(Stored dataset items)
┌──

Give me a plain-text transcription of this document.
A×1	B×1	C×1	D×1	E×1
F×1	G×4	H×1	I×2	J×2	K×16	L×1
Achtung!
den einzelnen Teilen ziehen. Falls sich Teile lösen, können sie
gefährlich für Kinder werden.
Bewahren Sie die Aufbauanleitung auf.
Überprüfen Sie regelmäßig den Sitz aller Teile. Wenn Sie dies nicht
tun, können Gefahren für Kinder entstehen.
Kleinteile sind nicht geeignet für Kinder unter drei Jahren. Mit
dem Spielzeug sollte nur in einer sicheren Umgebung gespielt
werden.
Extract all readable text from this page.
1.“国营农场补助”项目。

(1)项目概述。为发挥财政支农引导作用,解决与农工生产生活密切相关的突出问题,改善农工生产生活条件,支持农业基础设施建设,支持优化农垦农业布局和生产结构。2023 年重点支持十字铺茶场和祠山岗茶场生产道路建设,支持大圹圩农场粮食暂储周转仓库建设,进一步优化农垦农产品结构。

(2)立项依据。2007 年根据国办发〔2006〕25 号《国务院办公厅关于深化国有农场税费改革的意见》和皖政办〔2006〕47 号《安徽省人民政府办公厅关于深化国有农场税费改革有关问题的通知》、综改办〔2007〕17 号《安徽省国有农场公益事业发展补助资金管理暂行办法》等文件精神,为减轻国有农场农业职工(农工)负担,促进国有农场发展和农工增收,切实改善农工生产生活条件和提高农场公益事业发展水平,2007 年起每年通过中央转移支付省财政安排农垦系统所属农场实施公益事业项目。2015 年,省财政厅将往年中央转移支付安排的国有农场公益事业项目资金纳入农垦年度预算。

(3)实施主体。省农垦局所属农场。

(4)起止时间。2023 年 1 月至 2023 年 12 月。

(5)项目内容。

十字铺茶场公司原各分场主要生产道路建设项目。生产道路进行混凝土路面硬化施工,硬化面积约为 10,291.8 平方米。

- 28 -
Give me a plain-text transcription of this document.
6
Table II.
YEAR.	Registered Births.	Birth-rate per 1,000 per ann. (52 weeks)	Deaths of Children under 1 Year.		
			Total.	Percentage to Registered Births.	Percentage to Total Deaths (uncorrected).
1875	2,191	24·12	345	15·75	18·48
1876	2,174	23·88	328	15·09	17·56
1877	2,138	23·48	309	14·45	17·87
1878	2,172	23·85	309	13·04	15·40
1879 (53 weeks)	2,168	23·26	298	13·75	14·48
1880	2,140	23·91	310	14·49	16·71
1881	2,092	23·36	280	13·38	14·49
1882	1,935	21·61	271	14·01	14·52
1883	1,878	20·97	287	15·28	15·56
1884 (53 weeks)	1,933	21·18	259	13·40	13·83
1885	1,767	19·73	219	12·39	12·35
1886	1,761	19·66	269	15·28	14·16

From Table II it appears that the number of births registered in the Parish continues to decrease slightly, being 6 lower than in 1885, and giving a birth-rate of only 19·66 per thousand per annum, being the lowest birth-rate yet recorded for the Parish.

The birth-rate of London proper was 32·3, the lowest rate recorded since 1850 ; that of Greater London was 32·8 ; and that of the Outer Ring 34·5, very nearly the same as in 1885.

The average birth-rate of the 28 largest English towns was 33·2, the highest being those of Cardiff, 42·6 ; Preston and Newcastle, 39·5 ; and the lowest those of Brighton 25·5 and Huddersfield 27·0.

└──

§ Instruction
Your task is to return the full listing exactly as it was given.

§ Exercise response
Give me a plain-text transcription of this document.
A×1	B×1	C×1	D×1	E×1
F×1	G×4	H×1	I×2	J×2	K×16	L×1
Achtung!
den einzelnen Teilen ziehen. Falls sich Teile lösen, können sie
gefährlich für Kinder werden.
Bewahren Sie die Aufbauanleitung auf.
Überprüfen Sie regelmäßig den Sitz aller Teile. Wenn Sie dies nicht
tun, können Gefahren für Kinder entstehen.
Kleinteile sind nicht geeignet für Kinder unter drei Jahren. Mit
dem Spielzeug sollte nur in einer sicheren Umgebung gespielt
werden.
Extract all readable text from this page.
1.“国营农场补助”项目。

(1)项目概述。为发挥财政支农引导作用,解决与农工生产生活密切相关的突出问题,改善农工生产生活条件,支持农业基础设施建设,支持优化农垦农业布局和生产结构。2023 年重点支持十字铺茶场和祠山岗茶场生产道路建设,支持大圹圩农场粮食暂储周转仓库建设,进一步优化农垦农产品结构。

(2)立项依据。2007 年根据国办发〔2006〕25 号《国务院办公厅关于深化国有农场税费改革的意见》和皖政办〔2006〕47 号《安徽省人民政府办公厅关于深化国有农场税费改革有关问题的通知》、综改办〔2007〕17 号《安徽省国有农场公益事业发展补助资金管理暂行办法》等文件精神,为减轻国有农场农业职工(农工)负担,促进国有农场发展和农工增收,切实改善农工生产生活条件和提高农场公益事业发展水平,2007 年起每年通过中央转移支付省财政安排农垦系统所属农场实施公益事业项目。2015 年,省财政厅将往年中央转移支付安排的国有农场公益事业项目资金纳入农垦年度预算。

(3)实施主体。省农垦局所属农场。

(4)起止时间。2023 年 1 月至 2023 年 12 月。

(5)项目内容。

十字铺茶场公司原各分场主要生产道路建设项目。生产道路进行混凝土路面硬化施工,硬化面积约为 10,291.8 平方米。

- 28 -
Give me a plain-text transcription of this document.
6
Table II.
YEAR.	Registered Births.	Birth-rate per 1,000 per ann. (52 weeks)	Deaths of Children under 1 Year.		
			Total.	Percentage to Registered Births.	Percentage to Total Deaths (uncorrected).
1875	2,191	24·12	345	15·75	18·48
1876	2,174	23·88	328	15·09	17·56
1877	2,138	23·48	309	14·45	17·87
1878	2,172	23·85	309	13·04	15·40
1879 (53 weeks)	2,168	23·26	298	13·75	14·48
1880	2,140	23·91	310	14·49	16·71
1881	2,092	23·36	280	13·38	14·49
1882	1,935	21·61	271	14·01	14·52
1883	1,878	20·97	287	15·28	15·56
1884 (53 weeks)	1,933	21·18	259	13·40	13·83
1885	1,767	19·73	219	12·39	12·35
1886	1,761	19·66	269	15·28	14·16

From Table II it appears that the number of births registered in the Parish continues to decrease slightly, being 6 lower than in 1885, and giving a birth-rate of only 19·66 per thousand per annum, being the lowest birth-rate yet recorded for the Parish.

The birth-rate of London proper was 32·3, the lowest rate recorded since 1850 ; that of Greater London was 32·8 ; and that of the Outer Ring 34·5, very nearly the same as in 1885.

The average birth-rate of the 28 largest English towns was 33·2, the highest being those of Cardiff, 42·6 ; Preston and Newcastle, 39·5 ; and the lowest those of Brighton 25·5 and Huddersfield 27·0.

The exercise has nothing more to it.